» **QUOTED PASSAGE**:
┄┄┄┄┄┄┄┄┄┄

In this post we’ll explore what it means to fit an induction algorithm to a dataset. Again, it’s important to realize that when someone refers to fitting a model to a dataset, what they really mean is fitting the model’s induction algorithm to the dataset. This distinction is frequently glossed.
Sampling the Generating Process
To discuss fitting (and other subjects, later) intelligently, we need to define some terms. Stay with me for a few paragraphs. No way around this stuff!
Recall that a model’s generating process is an empirical process that produces data. The data is a collection of data points. Each data point is a vector of values for a fixed set of variables (including the model’s dependent variable), with one value for each input variable.
The set of theoretically possible data points is the model’s sample space. A point in the sample space is termed an outcome. (Thus in data science an outcome is a possible, not actual, data point.) An event is a set of outcomes. An event occurs when one of the outcomes it contains is realized as a data point.
The generating process includes a set of individuals, the generating process’ population, that generates data points. (The population members are sometimes termed units.) In some cases each member only generates one data point. In others, each member may generate several data points. (Time-series processes are a common case.) So there is not always a one-to-one correspondence between population members and the data points they produce.

┄┄┄┄┄┄┄┄┄┄

Extend the passage on fitting induction algorithms and generating processes, starting right after its last sentence.

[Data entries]
┄┄┄┄┄┄┄┄┄┄

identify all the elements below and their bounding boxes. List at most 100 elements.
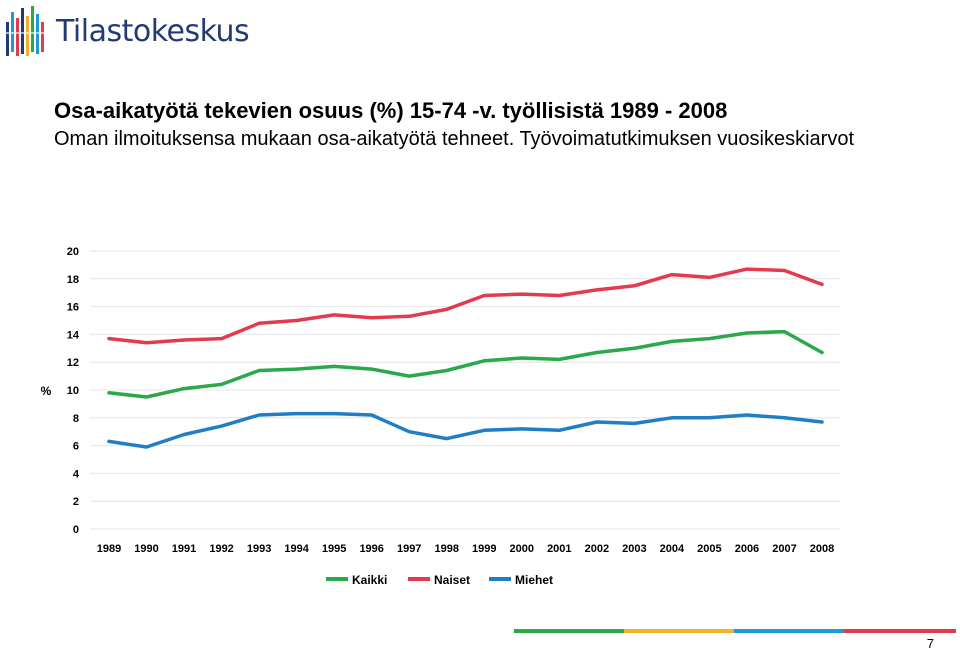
x-tick-label: 1998: [434, 543, 458, 555]
legend-label: Miehet: [515, 573, 553, 587]
chart-title: Osa-aikatyötä tekevien osuus (%) 15-74 -…: [54, 98, 728, 123]
data-point: [782, 268, 786, 272]
series-lines: [107, 267, 824, 449]
data-point: [182, 338, 186, 342]
y-tick-label: 2: [73, 496, 79, 508]
data-point: [332, 364, 336, 368]
legend-label: Naiset: [434, 573, 470, 587]
data-point: [295, 412, 299, 416]
data-point: [482, 293, 486, 297]
data-point: [407, 430, 411, 434]
data-point: [520, 292, 524, 296]
y-tick-label: 18: [67, 274, 79, 286]
data-point: [370, 316, 374, 320]
x-tick-label: 1989: [97, 543, 121, 555]
data-point: [482, 359, 486, 363]
data-point: [182, 432, 186, 436]
x-tick-labels: 1989 1990 1991 1992 1993 1994 1995 1996 1997 1998…: [97, 543, 834, 555]
data-point: [745, 331, 749, 335]
footer-bar-blue: [734, 629, 844, 633]
y-axis-label: %: [41, 384, 52, 398]
data-point: [557, 428, 561, 432]
data-point: [220, 337, 224, 341]
data-point: [632, 346, 636, 350]
x-tick-label: 1999: [472, 543, 496, 555]
data-point: [820, 420, 824, 424]
data-point: [257, 413, 261, 417]
x-tick-label: 1997: [397, 543, 421, 555]
data-point: [257, 369, 261, 373]
chart-subtitle: Oman ilmoituksensa mukaan osa-aikatyötä …: [54, 128, 855, 150]
data-point: [632, 284, 636, 288]
data-point: [445, 369, 449, 373]
data-point: [220, 424, 224, 428]
data-point: [595, 288, 599, 292]
data-point: [145, 341, 149, 345]
data-point: [707, 337, 711, 341]
legend-label: Kaikki: [352, 573, 387, 587]
data-point: [145, 395, 149, 399]
data-point: [782, 330, 786, 334]
x-tick-label: 1992: [209, 543, 233, 555]
data-point: [407, 314, 411, 318]
x-tick-label: 2003: [622, 543, 646, 555]
data-point: [332, 412, 336, 416]
x-tick-label: 1994: [284, 543, 309, 555]
data-point: [820, 350, 824, 354]
data-point: [632, 421, 636, 425]
y-tick-label: 16: [67, 302, 79, 314]
x-tick-label: 1996: [359, 543, 383, 555]
y-tick-label: 4: [73, 468, 80, 480]
data-point: [107, 391, 111, 395]
data-point: [520, 427, 524, 431]
data-point: [670, 339, 674, 343]
data-point: [407, 374, 411, 378]
logo-text: Tilastokeskus: [56, 14, 250, 49]
data-point: [107, 337, 111, 341]
data-point: [520, 356, 524, 360]
data-point: [370, 413, 374, 417]
x-tick-label: 1991: [172, 543, 196, 555]
x-tick-label: 2006: [735, 543, 759, 555]
x-tick-label: 1990: [134, 543, 158, 555]
x-tick-label: 2004: [660, 543, 685, 555]
data-point: [745, 267, 749, 271]
data-point: [107, 439, 111, 443]
y-tick-label: 20: [67, 246, 79, 258]
data-point: [295, 319, 299, 322]
data-point: [482, 428, 486, 432]
y-tick-labels: 0 2 4 6 8 10 12 14 16 18 20: [67, 246, 80, 536]
legend: Kaikki Naiset Miehet: [326, 573, 553, 587]
data-point: [370, 367, 374, 371]
data-point: [595, 350, 599, 354]
data-point: [782, 416, 786, 420]
x-tick-label: 2008: [810, 543, 834, 555]
series-line-miehet: [107, 411, 824, 449]
y-tick-label: 10: [67, 385, 79, 397]
logo-mark-icon: [4, 6, 48, 56]
x-tick-label: 1993: [247, 543, 271, 555]
data-point: [257, 321, 261, 325]
data-point: [295, 367, 299, 371]
data-point: [220, 382, 224, 386]
data-point: [745, 413, 749, 417]
footer-bar-yellow: [624, 629, 734, 633]
data-point: [182, 387, 186, 391]
series-line-kaikki: [107, 329, 824, 399]
page-number: 7: [926, 636, 934, 651]
x-tick-label: 2005: [697, 543, 721, 555]
series-line-naiset: [107, 267, 824, 345]
x-tick-label: 2007: [772, 543, 796, 555]
data-point: [145, 445, 149, 449]
data-point: [670, 273, 674, 277]
y-tick-label: 8: [73, 413, 79, 425]
y-tick-label: 6: [73, 441, 79, 453]
data-point: [707, 416, 711, 420]
data-point: [707, 275, 711, 279]
data-point: [595, 420, 599, 424]
data-point: [820, 282, 824, 286]
footer-bar-red: [844, 629, 956, 633]
y-tick-label: 0: [73, 524, 79, 536]
x-tick-label: 2001: [547, 543, 571, 555]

┄┄┄┄┄┄┄┄┄┄

» **THE OUTPUT**:
Unfortunately we lack a generally accepted term for the set of data points that a generating process has produced or will produce. Let’s call this set the data population. The data population is often too large or expensive to measure entirely. (Sometimes it is infinite, so that gathering it is impossible even in principle.) Instead, we gather a subset of the data population, termed a sample. The points in the sample are, naturally, sample points or observations. The number of sampled data points is the sample sizen. Likewise, the number of input variables defining the sample space, and appearing in the data population and any sample thereof, is the sample space’s dimensionp. So a sample is just an n × p table of data. (Points in the data population that are not in the sample are out of sample.)
There are many ways to gather a sample systematically. We won’t go over them today. For now just know that it’s not enough to say, for example, that we want to collect a “random sample.”
When we fit an induction algorithm to a dataset, the dataset is necessarily part or all of a sample. We usually divide the sample into two or three parts: the training, validation, and test sets. We use the training set to fit the induction algorithm, and the test set is used to test the fitted algorithm. (When we fit and then compare several induction algorithms, we use the validation set to compare performance, and then use the test set to test the induction algorithm chosen during validation.) Cross-validation is a more complicated way to use a sample to fit, validate, and test induction algorithms. We’ll return to these subjects in later posts. For now we’ll focus on training and test sets.
Finally: a retrodiction is an induction algorithm’s estimate of a sample data point’s dependent-variable value. A prediction is the algorithm’s estimate of an out-of-sample data point’s dependent-variable value. A residual is the difference between a data point’s observed dependent-variable value and its estimated (by retrodiction or prediction) value. And an error is the difference between a data point’s observed dependent-variable value and its true value.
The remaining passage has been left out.